• [Task description]: Tally every line featuring "sind", then give that tally alone.

[START OF Information supplied]

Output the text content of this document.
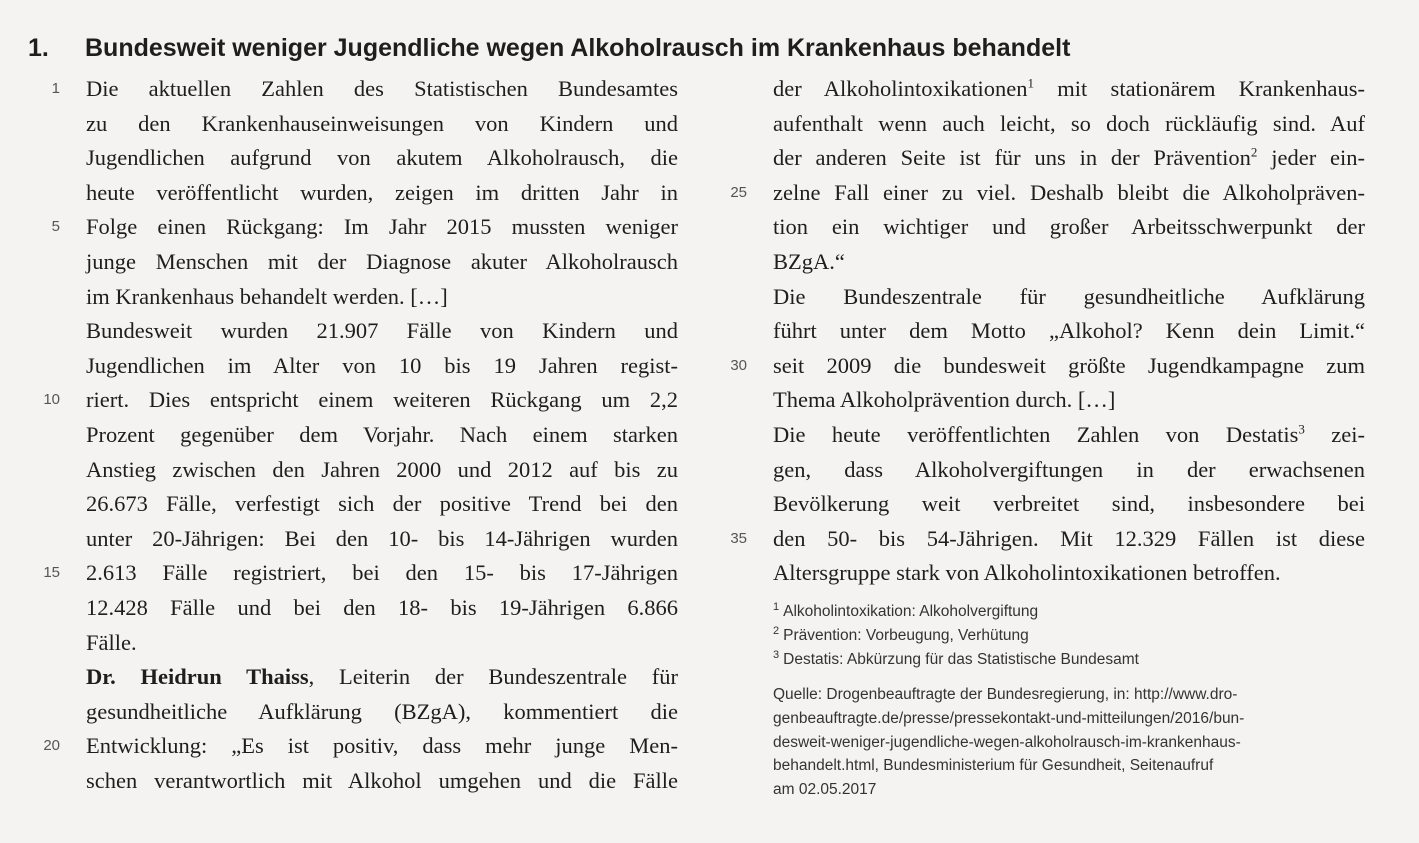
1. Bundesweit weniger Jugendliche wegen Alkoholrausch im Krankenhaus behandelt
1 Die aktuellen Zahlen des Statistischen Bundesamtes
zu den Krankenhauseinweisungen von Kindern und
Jugendlichen aufgrund von akutem Alkoholrausch, die
heute veröffentlicht wurden, zeigen im dritten Jahr in
5 Folge einen Rückgang: Im Jahr 2015 mussten weniger
junge Menschen mit der Diagnose akuter Alkoholrausch
im Krankenhaus behandelt werden. […]
Bundesweit wurden 21.907 Fälle von Kindern und
Jugendlichen im Alter von 10 bis 19 Jahren regist-
10 riert. Dies entspricht einem weiteren Rückgang um 2,2
Prozent gegenüber dem Vorjahr. Nach einem starken
Anstieg zwischen den Jahren 2000 und 2012 auf bis zu
26.673 Fälle, verfestigt sich der positive Trend bei den
unter 20-Jährigen: Bei den 10- bis 14-Jährigen wurden
15 2.613 Fälle registriert, bei den 15- bis 17-Jährigen
12.428 Fälle und bei den 18- bis 19-Jährigen 6.866
Fälle.
Dr. Heidrun Thaiss, Leiterin der Bundeszentrale für
gesundheitliche Aufklärung (BZgA), kommentiert die
20 Entwicklung: „Es ist positiv, dass mehr junge Men-
schen verantwortlich mit Alkohol umgehen und die Fälle
der Alkoholintoxikationen$^1$ mit stationärem Krankenhaus-
aufenthalt wenn auch leicht, so doch rückläufig sind. Auf
der anderen Seite ist für uns in der Prävention$^2$ jeder ein-
25 zelne Fall einer zu viel. Deshalb bleibt die Alkoholpräven-
tion ein wichtiger und großer Arbeitsschwerpunkt der
BZgA.“
Die Bundeszentrale für gesundheitliche Aufklärung
führt unter dem Motto „Alkohol? Kenn dein Limit.“
30 seit 2009 die bundesweit größte Jugendkampagne zum
Thema Alkoholprävention durch. […]
Die heute veröffentlichten Zahlen von Destatis$^3$ zei-
gen, dass Alkoholvergiftungen in der erwachsenen
Bevölkerung weit verbreitet sind, insbesondere bei
35 den 50- bis 54-Jährigen. Mit 12.329 Fällen ist diese
Altersgruppe stark von Alkoholintoxikationen betroffen.
$^1$ Alkoholintoxikation: Alkoholvergiftung
$^2$ Prävention: Vorbeugung, Verhütung
$^3$ Destatis: Abkürzung für das Statistische Bundesamt
Quelle: Drogenbeauftragte der Bundesregierung, in: http://www.dro-
genbeauftragte.de/presse/pressekontakt-und-mitteilungen/2016/bun-
desweit-weniger-jugendliche-wegen-alkoholrausch-im-krankenhaus-
behandelt.html, Bundesministerium für Gesundheit, Seitenaufruf
am 02.05.2017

[END OF Information supplied]

• [Solution]: 2